#### DESCRIPTION OF THE TASK
Identify the lines bearing the string "SOLENOID" and gather them.

#### PROVIDED ENTRIES
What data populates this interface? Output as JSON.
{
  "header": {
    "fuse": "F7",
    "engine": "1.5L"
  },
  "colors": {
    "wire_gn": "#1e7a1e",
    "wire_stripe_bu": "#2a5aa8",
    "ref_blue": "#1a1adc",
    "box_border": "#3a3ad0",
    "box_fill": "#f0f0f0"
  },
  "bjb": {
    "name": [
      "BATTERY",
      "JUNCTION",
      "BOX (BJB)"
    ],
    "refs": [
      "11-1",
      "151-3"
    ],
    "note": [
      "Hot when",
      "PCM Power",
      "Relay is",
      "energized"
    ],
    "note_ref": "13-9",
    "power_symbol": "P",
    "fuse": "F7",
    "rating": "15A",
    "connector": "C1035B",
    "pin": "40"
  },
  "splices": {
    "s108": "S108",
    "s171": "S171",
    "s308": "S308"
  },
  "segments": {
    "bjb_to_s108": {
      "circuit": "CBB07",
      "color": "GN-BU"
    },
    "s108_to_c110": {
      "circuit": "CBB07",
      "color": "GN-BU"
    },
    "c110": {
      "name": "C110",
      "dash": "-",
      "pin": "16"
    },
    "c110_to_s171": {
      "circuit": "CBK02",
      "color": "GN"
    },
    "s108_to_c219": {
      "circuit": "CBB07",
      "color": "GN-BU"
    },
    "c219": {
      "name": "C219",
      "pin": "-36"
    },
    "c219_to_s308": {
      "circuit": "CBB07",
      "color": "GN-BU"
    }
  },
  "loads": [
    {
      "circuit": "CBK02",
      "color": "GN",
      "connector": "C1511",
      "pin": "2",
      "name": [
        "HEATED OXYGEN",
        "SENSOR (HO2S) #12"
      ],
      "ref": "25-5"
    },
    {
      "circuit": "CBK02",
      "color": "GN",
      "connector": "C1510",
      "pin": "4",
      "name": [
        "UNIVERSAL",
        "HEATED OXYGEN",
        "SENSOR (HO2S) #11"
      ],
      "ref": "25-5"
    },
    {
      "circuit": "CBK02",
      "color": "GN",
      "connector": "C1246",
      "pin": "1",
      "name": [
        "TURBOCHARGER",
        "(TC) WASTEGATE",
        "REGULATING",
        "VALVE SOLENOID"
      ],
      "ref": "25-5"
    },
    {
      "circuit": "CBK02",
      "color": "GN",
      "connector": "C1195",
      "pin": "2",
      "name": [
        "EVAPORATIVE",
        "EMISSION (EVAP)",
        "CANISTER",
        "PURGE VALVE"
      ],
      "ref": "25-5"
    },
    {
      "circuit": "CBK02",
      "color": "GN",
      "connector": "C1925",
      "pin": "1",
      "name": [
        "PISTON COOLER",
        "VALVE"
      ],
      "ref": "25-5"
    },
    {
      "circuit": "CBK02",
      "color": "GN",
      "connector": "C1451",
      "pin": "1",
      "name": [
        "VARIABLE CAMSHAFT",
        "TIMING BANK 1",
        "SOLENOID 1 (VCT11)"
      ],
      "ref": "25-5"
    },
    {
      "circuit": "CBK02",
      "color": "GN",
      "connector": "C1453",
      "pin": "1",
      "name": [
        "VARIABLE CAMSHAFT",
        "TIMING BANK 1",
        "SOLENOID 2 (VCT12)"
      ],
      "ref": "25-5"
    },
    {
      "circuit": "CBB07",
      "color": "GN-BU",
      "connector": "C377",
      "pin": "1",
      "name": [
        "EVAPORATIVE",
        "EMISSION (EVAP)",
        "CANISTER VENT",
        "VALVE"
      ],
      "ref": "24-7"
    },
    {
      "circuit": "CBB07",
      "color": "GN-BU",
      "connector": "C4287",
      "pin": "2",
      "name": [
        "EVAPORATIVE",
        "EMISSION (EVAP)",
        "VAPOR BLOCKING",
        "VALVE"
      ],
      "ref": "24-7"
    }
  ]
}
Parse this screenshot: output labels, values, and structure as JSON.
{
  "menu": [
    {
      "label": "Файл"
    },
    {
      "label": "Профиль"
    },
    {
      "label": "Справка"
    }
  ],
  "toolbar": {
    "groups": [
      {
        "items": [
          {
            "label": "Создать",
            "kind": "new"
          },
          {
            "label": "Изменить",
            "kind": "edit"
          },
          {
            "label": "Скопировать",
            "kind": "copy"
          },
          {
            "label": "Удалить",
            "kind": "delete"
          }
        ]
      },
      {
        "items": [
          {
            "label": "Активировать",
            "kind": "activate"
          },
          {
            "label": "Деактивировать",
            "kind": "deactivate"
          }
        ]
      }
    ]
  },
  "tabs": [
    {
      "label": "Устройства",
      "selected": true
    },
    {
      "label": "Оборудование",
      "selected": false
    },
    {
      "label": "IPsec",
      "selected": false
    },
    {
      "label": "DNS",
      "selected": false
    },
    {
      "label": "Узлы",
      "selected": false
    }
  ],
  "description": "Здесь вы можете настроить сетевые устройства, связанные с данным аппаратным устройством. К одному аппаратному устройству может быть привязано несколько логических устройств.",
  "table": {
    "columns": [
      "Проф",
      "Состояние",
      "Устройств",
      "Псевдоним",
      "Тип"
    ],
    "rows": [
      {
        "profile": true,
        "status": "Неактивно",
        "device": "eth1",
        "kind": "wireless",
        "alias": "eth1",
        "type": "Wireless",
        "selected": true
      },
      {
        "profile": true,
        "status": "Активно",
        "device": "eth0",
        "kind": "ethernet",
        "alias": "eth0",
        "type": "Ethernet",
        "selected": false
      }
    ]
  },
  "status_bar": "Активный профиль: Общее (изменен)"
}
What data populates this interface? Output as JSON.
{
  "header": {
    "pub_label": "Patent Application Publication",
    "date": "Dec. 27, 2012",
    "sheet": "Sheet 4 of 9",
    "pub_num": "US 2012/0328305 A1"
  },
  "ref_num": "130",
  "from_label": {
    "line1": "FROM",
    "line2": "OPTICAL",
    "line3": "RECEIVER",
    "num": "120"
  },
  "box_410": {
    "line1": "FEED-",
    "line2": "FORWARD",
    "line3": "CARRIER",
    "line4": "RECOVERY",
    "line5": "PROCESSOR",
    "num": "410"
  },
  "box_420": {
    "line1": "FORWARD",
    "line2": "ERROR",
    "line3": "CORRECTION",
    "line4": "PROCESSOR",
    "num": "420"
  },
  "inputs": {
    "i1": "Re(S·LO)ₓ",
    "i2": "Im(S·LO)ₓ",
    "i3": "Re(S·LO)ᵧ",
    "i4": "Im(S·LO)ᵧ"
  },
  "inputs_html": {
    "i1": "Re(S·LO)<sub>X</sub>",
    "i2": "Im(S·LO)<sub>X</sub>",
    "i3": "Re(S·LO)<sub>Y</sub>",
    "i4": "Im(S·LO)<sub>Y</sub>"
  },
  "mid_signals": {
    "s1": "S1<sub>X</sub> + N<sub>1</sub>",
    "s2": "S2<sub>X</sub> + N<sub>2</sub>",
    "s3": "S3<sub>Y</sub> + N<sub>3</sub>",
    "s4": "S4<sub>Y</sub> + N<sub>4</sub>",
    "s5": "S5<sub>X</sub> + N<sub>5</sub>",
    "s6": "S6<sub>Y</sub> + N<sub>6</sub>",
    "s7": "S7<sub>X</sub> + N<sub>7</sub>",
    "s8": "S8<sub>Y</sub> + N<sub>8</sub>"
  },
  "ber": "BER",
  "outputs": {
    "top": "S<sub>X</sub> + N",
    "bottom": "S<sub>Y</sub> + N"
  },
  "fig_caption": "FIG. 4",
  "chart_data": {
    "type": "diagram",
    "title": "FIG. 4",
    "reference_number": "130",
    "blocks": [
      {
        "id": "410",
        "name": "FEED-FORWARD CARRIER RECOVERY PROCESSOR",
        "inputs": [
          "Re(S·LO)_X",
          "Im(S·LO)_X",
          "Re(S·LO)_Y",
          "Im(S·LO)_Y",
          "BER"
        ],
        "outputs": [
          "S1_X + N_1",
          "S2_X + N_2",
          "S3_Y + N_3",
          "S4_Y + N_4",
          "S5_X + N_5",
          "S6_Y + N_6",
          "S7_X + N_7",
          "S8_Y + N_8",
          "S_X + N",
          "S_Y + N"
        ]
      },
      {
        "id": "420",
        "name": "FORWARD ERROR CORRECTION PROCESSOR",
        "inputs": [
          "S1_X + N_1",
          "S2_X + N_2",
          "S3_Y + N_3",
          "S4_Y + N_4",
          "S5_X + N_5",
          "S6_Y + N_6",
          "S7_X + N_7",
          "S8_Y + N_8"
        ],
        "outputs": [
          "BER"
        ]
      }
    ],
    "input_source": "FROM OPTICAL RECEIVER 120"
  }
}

#### EXERCISE SOLUTION
        "VALVE SOLENOID"
        "SOLENOID 1 (VCT11)"
        "SOLENOID 2 (VCT12)"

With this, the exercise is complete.